→ Task inputs

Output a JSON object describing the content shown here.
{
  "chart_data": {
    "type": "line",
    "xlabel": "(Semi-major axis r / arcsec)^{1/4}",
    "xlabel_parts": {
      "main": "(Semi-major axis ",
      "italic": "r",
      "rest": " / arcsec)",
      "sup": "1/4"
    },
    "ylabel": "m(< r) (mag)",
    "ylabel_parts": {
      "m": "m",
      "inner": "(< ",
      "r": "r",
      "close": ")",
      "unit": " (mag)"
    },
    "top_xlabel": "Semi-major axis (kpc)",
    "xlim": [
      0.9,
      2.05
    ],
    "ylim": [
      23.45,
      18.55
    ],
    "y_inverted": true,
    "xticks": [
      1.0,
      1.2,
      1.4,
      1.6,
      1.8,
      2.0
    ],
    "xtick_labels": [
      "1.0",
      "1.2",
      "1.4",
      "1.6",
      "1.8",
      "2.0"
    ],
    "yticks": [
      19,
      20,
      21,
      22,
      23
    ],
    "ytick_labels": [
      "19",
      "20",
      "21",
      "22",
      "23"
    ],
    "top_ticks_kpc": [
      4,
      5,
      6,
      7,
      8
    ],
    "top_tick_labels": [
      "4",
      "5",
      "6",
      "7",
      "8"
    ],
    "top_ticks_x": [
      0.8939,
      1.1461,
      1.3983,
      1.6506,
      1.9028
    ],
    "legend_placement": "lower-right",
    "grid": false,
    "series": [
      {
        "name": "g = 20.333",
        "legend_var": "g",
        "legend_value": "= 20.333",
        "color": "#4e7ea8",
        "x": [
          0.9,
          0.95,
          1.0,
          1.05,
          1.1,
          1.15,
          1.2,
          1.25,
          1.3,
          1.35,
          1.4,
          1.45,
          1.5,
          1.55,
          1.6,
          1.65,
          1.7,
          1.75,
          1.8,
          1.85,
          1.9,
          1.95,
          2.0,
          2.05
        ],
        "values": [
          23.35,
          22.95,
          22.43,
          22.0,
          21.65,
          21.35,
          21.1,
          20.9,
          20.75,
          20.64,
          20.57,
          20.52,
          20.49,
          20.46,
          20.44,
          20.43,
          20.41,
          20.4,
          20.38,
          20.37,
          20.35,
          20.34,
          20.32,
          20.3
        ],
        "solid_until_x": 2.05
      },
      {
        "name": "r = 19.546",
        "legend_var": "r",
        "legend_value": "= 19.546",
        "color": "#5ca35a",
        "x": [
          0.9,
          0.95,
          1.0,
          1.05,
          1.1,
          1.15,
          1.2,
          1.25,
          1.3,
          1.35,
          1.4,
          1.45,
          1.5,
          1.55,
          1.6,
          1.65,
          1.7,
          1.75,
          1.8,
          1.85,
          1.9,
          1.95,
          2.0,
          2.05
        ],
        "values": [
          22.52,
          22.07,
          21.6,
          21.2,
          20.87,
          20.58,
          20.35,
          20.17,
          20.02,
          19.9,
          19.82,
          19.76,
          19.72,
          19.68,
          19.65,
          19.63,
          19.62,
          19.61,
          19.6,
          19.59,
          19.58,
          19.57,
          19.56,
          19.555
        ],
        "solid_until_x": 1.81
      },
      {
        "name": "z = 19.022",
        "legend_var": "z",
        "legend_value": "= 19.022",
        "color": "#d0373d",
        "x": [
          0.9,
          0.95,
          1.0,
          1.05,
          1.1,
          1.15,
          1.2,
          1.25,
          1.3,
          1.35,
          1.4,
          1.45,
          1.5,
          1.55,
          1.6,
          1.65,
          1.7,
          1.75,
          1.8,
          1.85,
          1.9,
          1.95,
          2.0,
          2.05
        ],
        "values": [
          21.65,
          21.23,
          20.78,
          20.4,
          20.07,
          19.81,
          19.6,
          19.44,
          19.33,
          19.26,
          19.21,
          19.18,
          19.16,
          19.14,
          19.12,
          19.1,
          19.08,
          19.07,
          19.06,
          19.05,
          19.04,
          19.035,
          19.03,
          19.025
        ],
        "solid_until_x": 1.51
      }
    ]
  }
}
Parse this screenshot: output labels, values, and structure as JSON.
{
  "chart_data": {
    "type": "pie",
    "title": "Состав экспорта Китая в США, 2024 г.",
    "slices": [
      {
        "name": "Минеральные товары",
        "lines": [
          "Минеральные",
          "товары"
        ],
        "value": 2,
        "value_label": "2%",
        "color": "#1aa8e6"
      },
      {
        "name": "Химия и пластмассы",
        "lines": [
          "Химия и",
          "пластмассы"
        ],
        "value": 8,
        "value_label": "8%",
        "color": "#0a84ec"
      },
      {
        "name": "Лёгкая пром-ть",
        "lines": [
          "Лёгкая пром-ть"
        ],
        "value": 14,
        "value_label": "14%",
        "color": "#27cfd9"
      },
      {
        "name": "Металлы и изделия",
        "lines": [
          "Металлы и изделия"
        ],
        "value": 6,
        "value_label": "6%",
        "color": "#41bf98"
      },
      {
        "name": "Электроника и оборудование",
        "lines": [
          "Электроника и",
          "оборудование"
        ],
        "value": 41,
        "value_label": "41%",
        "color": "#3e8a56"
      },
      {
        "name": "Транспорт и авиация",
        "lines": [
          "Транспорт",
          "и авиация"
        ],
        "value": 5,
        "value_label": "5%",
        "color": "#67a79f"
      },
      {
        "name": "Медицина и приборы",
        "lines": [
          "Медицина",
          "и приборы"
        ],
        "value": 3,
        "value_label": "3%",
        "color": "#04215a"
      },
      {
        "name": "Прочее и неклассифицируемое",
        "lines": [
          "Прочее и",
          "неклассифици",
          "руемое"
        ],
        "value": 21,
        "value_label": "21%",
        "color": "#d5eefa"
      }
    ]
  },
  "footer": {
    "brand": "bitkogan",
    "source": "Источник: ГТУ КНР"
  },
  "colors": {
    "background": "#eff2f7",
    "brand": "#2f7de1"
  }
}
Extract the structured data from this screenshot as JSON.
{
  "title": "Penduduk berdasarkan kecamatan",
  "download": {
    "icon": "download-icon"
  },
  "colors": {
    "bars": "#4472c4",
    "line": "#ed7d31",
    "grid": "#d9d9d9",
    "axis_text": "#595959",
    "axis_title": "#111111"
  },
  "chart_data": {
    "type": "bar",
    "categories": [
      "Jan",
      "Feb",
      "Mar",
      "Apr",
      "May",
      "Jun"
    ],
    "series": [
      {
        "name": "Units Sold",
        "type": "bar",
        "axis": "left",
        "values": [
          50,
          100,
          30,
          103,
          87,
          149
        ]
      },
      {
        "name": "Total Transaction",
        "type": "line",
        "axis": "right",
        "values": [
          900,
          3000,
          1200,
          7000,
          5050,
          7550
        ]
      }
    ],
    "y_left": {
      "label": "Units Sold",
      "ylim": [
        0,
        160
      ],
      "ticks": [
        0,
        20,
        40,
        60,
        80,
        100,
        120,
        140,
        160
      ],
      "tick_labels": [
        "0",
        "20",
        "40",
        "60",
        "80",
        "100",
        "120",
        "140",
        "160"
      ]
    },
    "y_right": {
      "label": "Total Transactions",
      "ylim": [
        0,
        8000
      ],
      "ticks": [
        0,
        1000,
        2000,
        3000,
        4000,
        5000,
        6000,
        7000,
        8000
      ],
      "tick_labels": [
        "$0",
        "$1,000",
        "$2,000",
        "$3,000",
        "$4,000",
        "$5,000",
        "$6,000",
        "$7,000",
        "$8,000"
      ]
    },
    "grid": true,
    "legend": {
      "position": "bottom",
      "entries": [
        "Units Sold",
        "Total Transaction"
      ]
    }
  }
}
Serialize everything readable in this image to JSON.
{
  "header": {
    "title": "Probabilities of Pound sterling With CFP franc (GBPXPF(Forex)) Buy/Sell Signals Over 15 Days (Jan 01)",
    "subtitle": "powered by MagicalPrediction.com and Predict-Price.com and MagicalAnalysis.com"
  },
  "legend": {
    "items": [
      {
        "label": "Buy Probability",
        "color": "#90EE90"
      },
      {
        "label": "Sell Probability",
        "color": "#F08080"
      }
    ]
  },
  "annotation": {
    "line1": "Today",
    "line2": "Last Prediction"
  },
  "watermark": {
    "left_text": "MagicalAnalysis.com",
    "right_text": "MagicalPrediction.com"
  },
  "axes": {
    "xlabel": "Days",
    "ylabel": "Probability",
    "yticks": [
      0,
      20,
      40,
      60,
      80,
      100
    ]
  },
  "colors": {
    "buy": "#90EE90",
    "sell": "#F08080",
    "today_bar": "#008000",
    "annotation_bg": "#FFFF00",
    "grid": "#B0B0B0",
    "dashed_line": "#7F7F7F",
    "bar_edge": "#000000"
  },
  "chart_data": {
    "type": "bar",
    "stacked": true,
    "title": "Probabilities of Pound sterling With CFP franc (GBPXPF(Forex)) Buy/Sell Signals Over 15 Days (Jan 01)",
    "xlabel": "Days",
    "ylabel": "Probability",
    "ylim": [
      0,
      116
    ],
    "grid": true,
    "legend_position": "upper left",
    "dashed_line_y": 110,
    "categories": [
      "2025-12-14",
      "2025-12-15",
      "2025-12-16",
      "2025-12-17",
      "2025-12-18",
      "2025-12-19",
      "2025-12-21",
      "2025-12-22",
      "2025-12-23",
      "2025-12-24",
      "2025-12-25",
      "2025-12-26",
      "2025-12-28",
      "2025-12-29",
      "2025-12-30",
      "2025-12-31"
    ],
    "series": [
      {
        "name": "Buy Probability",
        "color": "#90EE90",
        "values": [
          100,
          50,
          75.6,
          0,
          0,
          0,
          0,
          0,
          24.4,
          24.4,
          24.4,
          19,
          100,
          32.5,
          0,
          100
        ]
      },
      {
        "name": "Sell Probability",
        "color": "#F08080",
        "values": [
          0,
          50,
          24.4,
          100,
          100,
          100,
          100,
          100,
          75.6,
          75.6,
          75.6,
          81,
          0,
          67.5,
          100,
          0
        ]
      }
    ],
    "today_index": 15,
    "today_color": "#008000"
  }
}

→ Exercise details
Identify the lines in the entries that hold "Металлы" and return each one.

→ Response to the exercise
        "name": "Металлы и изделия",
          "Металлы и изделия"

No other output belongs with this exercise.